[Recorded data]

....

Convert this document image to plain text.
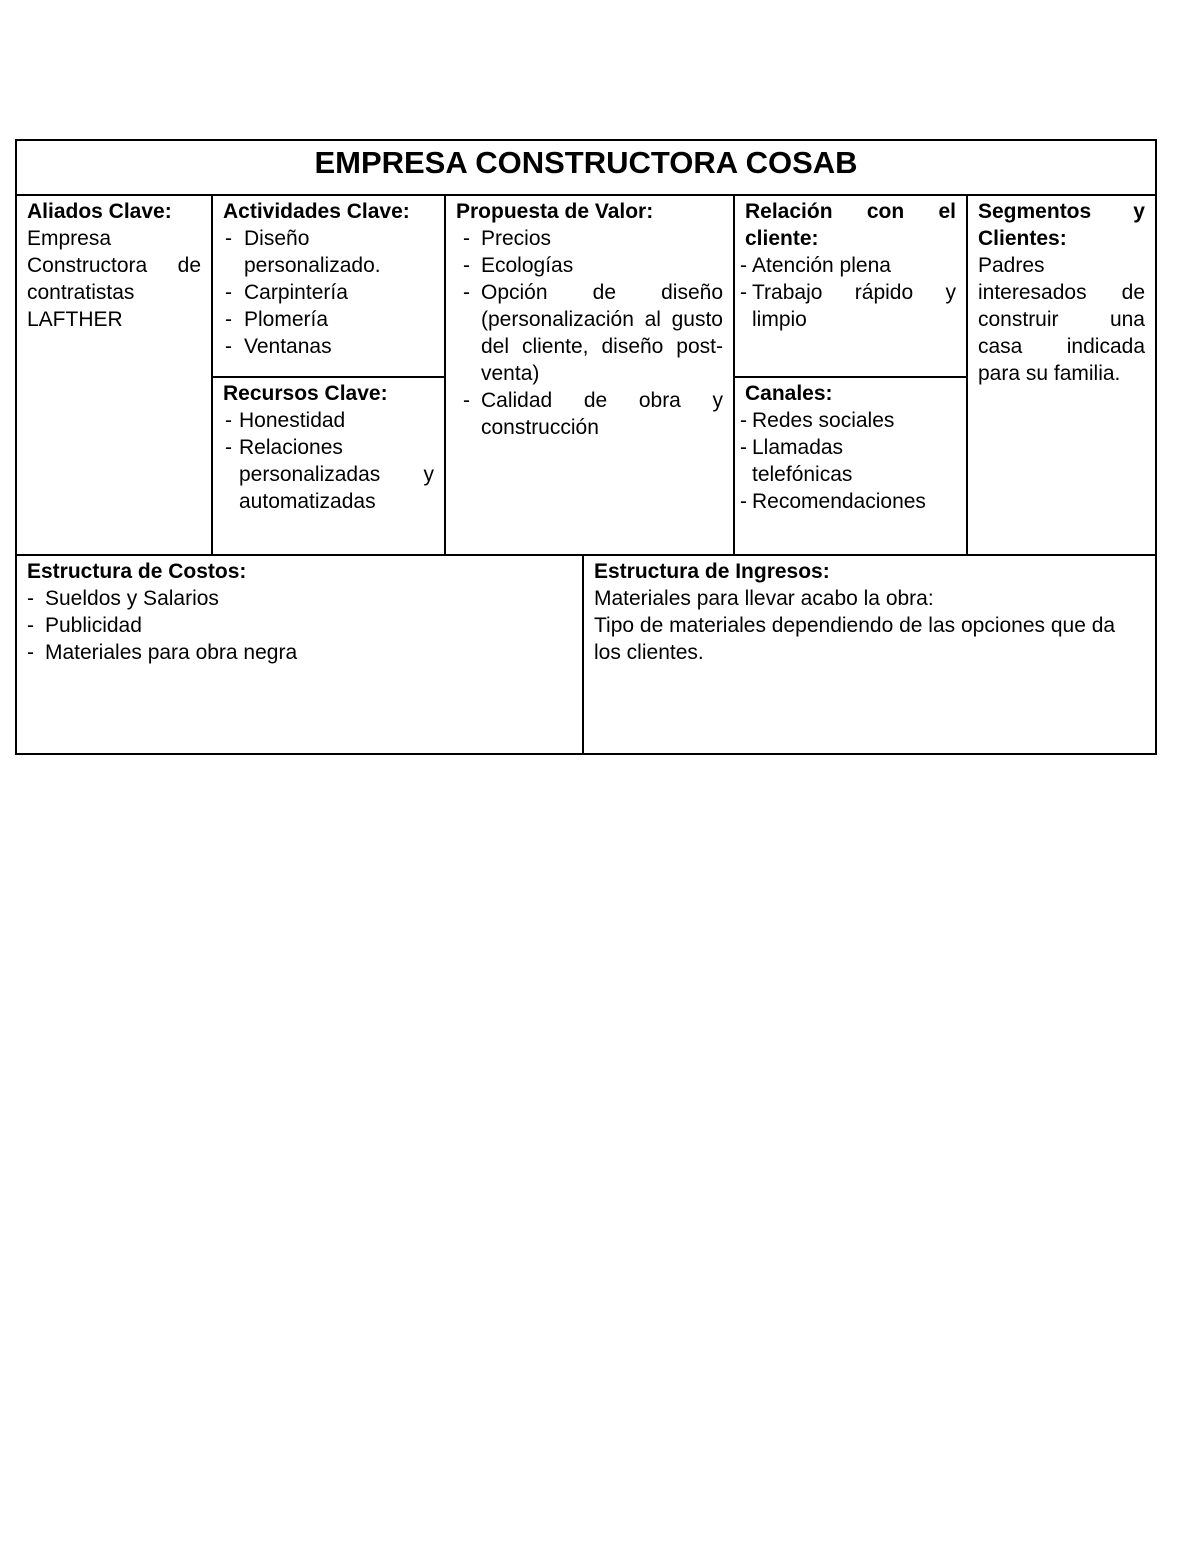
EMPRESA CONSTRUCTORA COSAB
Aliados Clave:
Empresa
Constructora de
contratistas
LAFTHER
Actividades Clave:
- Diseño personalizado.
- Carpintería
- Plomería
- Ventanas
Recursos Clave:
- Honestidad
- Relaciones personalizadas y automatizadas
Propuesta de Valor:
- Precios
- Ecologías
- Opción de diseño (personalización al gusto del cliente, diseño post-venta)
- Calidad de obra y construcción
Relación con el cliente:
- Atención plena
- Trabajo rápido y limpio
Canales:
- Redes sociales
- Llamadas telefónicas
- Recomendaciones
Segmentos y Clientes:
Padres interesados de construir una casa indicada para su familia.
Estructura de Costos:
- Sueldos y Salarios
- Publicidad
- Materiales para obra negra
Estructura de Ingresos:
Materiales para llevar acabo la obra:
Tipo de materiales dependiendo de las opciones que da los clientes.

....

Leave the pictures out and reproduce each record exactly as written.

Convert this document image to plain text.
EMPRESA CONSTRUCTORA COSAB
Aliados Clave:
Empresa
Constructora de
contratistas
LAFTHER
Actividades Clave:
- Diseño personalizado.
- Carpintería
- Plomería
- Ventanas
Recursos Clave:
- Honestidad
- Relaciones personalizadas y automatizadas
Propuesta de Valor:
- Precios
- Ecologías
- Opción de diseño (personalización al gusto del cliente, diseño post-venta)
- Calidad de obra y construcción
Relación con el cliente:
- Atención plena
- Trabajo rápido y limpio
Canales:
- Redes sociales
- Llamadas telefónicas
- Recomendaciones
Segmentos y Clientes:
Padres interesados de construir una casa indicada para su familia.
Estructura de Costos:
- Sueldos y Salarios
- Publicidad
- Materiales para obra negra
Estructura de Ingresos:
Materiales para llevar acabo la obra:
Tipo de materiales dependiendo de las opciones que da los clientes.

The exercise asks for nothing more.